*Task requirements*
Retype the full set of records. Keep every character identical.

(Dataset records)
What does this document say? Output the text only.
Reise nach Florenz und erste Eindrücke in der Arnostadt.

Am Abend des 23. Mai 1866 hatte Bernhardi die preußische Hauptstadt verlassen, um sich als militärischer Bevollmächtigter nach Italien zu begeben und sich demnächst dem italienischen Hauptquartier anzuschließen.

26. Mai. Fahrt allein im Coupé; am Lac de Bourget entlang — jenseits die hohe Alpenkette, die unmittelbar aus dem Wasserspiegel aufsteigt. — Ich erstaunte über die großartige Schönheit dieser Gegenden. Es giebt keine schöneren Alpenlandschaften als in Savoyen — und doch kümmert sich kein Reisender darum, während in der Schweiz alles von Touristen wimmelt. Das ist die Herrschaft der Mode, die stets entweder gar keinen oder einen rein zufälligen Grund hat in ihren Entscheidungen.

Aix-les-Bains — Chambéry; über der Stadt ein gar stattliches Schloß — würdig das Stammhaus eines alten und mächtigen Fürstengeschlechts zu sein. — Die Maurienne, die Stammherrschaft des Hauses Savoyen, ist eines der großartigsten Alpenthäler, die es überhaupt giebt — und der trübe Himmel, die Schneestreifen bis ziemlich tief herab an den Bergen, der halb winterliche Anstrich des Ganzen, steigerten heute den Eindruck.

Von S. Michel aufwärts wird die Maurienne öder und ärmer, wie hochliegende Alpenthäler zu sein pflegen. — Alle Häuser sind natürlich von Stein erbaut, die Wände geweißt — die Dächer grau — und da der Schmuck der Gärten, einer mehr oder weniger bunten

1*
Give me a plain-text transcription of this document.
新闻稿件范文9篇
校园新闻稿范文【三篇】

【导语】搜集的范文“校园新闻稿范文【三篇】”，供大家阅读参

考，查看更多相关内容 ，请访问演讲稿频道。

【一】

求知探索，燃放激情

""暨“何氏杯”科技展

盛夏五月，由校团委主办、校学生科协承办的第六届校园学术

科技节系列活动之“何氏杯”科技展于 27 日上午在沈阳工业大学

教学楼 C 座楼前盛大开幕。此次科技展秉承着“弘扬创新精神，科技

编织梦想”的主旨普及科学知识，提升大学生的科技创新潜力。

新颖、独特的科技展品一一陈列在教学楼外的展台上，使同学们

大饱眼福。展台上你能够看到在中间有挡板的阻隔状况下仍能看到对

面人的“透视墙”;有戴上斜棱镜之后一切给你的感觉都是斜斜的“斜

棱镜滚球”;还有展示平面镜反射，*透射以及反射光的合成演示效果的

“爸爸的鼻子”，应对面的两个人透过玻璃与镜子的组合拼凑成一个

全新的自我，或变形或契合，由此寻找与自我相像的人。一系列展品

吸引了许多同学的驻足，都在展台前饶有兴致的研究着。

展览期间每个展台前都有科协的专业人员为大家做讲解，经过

*Response to the task*
What does this document say? Output the text only.
Reise nach Florenz und erste Eindrücke in der Arnostadt.

Am Abend des 23. Mai 1866 hatte Bernhardi die preußische Hauptstadt verlassen, um sich als militärischer Bevollmächtigter nach Italien zu begeben und sich demnächst dem italienischen Hauptquartier anzuschließen.

26. Mai. Fahrt allein im Coupé; am Lac de Bourget entlang — jenseits die hohe Alpenkette, die unmittelbar aus dem Wasserspiegel aufsteigt. — Ich erstaunte über die großartige Schönheit dieser Gegenden. Es giebt keine schöneren Alpenlandschaften als in Savoyen — und doch kümmert sich kein Reisender darum, während in der Schweiz alles von Touristen wimmelt. Das ist die Herrschaft der Mode, die stets entweder gar keinen oder einen rein zufälligen Grund hat in ihren Entscheidungen.

Aix-les-Bains — Chambéry; über der Stadt ein gar stattliches Schloß — würdig das Stammhaus eines alten und mächtigen Fürstengeschlechts zu sein. — Die Maurienne, die Stammherrschaft des Hauses Savoyen, ist eines der großartigsten Alpenthäler, die es überhaupt giebt — und der trübe Himmel, die Schneestreifen bis ziemlich tief herab an den Bergen, der halb winterliche Anstrich des Ganzen, steigerten heute den Eindruck.

Von S. Michel aufwärts wird die Maurienne öder und ärmer, wie hochliegende Alpenthäler zu sein pflegen. — Alle Häuser sind natürlich von Stein erbaut, die Wände geweißt — die Dächer grau — und da der Schmuck der Gärten, einer mehr oder weniger bunten

1*
Give me a plain-text transcription of this document.
新闻稿件范文9篇
校园新闻稿范文【三篇】

【导语】搜集的范文“校园新闻稿范文【三篇】”，供大家阅读参

考，查看更多相关内容 ，请访问演讲稿频道。

【一】

求知探索，燃放激情

""暨“何氏杯”科技展

盛夏五月，由校团委主办、校学生科协承办的第六届校园学术

科技节系列活动之“何氏杯”科技展于 27 日上午在沈阳工业大学

教学楼 C 座楼前盛大开幕。此次科技展秉承着“弘扬创新精神，科技

编织梦想”的主旨普及科学知识，提升大学生的科技创新潜力。

新颖、独特的科技展品一一陈列在教学楼外的展台上，使同学们

大饱眼福。展台上你能够看到在中间有挡板的阻隔状况下仍能看到对

面人的“透视墙”;有戴上斜棱镜之后一切给你的感觉都是斜斜的“斜

棱镜滚球”;还有展示平面镜反射，*透射以及反射光的合成演示效果的

“爸爸的鼻子”，应对面的两个人透过玻璃与镜子的组合拼凑成一个

全新的自我，或变形或契合，由此寻找与自我相像的人。一系列展品

吸引了许多同学的驻足，都在展台前饶有兴致的研究着。

展览期间每个展台前都有科协的专业人员为大家做讲解，经过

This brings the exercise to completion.